Le ministère de la santé précise : Il y a mieux que le vaccin contre les piqûres de scorpions

Le ministère de la santé précise : Il y a mieux que le vaccin contre  les piqûres de scorpions

En apprenant ce que certains médias ont faussement rapporté concernant les piqûres de scorpions, le ministère de la santé n’a pas gardé les bras croisés et a décidé de rétorquer et d’éclairer l’opinion publique à travers un communiqué explicatif. Et dans le but de corriger les données scientifiques incorrectes que ces médias ont publiées, le ministère tient à apporter les éclaircissements nécessaires.

Les chiffres apportés par le centre antipoison démontrant que le taux de mortalité à cause des piqûres de scorpions est en nette régression. Le centre a recensé 23.776 cas de piqûres dont 65 ont rendu l’âme au cours de l’année 2012. Depuis le début de l’année 2013 et jusqu’au 16 juillet, 2.900 cas ont été enregistrés dont 13 cas de décès.

^^^^^^^^

Tâches à réaliser -
• a. D'après l'article sur les piqûres de scorpions, combien de cas de piqûres le centre antipoison a-t-il recensés au cours de l'année 2012 ?
• b. Réécrivez le passage de l'article sur les piqûres de scorpions allant de "En apprenant ce" jusqu'à "les éclaircissements nécessaires." en substituant "bulletin" à "communiqué".

(Entrées du jeu de données)
^^^^^^^^

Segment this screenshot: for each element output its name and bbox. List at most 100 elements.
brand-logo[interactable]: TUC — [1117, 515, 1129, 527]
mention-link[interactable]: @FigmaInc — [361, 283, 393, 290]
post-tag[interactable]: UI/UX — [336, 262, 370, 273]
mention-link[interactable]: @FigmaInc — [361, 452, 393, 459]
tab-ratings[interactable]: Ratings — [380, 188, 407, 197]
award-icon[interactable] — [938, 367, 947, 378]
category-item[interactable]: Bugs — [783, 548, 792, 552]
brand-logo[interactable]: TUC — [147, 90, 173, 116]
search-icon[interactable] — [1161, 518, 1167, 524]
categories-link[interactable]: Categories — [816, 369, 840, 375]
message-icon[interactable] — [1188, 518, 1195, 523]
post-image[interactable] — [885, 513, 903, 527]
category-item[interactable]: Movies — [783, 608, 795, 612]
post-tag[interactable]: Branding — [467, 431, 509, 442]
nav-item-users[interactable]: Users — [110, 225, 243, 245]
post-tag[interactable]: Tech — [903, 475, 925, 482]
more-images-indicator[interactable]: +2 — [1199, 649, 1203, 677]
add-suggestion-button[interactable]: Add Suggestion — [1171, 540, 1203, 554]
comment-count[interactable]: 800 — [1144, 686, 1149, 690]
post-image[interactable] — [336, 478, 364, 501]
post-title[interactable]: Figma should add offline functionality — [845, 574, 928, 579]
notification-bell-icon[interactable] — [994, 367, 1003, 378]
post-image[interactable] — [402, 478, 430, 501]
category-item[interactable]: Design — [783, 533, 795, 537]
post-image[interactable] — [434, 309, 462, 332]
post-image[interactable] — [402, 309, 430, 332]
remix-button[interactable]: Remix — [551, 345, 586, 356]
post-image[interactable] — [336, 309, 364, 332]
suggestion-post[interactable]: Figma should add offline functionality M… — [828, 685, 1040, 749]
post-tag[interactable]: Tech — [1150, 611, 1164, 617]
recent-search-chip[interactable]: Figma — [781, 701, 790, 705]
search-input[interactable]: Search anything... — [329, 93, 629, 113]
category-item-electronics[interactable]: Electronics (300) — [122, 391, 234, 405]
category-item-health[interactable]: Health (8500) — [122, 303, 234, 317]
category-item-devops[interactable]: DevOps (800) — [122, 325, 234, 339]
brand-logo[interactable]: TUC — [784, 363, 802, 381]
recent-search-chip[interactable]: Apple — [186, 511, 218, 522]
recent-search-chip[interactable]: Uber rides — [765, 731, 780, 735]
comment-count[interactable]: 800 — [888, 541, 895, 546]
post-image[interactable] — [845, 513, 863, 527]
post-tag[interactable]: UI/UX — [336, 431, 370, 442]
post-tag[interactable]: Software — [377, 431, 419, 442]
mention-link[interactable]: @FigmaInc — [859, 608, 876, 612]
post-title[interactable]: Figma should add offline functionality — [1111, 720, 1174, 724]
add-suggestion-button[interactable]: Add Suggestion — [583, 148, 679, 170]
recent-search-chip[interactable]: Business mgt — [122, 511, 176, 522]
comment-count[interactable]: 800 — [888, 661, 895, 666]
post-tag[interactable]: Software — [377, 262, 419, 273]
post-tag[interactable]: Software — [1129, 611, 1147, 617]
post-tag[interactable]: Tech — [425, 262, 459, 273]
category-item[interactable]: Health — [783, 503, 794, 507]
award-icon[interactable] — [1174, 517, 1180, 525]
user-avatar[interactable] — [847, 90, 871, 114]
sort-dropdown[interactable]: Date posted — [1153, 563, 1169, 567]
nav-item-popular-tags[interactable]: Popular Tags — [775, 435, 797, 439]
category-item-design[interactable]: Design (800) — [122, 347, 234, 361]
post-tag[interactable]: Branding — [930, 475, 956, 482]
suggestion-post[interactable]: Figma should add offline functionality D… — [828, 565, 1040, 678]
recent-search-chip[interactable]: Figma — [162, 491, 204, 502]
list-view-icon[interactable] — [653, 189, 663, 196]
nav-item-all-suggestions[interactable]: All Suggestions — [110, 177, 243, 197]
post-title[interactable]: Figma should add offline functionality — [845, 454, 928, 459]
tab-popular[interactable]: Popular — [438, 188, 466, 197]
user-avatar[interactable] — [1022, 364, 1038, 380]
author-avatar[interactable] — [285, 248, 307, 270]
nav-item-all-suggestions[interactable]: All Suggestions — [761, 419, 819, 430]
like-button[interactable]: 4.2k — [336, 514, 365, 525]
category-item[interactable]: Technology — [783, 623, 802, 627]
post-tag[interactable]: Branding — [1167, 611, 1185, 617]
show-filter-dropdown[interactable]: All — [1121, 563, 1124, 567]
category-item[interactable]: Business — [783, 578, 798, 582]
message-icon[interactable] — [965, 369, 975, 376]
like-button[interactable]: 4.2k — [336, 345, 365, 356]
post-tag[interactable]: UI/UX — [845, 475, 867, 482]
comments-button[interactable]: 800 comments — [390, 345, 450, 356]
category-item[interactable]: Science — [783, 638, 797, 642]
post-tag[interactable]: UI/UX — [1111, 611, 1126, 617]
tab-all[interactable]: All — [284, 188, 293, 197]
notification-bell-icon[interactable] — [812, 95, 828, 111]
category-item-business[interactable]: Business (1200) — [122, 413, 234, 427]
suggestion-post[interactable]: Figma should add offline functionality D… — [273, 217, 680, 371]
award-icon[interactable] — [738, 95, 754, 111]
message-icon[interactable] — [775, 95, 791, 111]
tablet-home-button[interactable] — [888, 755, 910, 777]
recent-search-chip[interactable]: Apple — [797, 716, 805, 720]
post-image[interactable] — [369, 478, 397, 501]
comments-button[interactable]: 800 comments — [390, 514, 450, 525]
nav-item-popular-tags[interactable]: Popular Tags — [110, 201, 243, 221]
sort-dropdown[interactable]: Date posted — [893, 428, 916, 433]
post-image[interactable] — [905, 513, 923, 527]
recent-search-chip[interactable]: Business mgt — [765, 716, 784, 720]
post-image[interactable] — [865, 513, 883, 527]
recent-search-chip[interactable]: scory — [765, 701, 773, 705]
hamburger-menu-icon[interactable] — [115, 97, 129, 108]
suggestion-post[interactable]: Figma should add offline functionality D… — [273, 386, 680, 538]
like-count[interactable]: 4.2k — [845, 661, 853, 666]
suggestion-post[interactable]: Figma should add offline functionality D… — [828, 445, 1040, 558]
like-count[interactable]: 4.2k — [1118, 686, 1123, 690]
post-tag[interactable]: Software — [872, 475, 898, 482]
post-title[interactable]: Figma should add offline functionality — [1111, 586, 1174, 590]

^^^^^^^^

Résultats par tâche -
• a. 23.776 cas.

• b.
En apprenant ce que certains médias ont faussement rapporté concernant les piqûres de scorpions, le ministère de la santé n’a pas gardé les bras croisés et a décidé de rétorquer et d’éclairer l’opinion publique à travers un bulletin explicatif. Et dans le but de corriger les données scientifiques incorrectes que ces médias ont publiées, le ministère tient à apporter les éclaircissements nécessaires.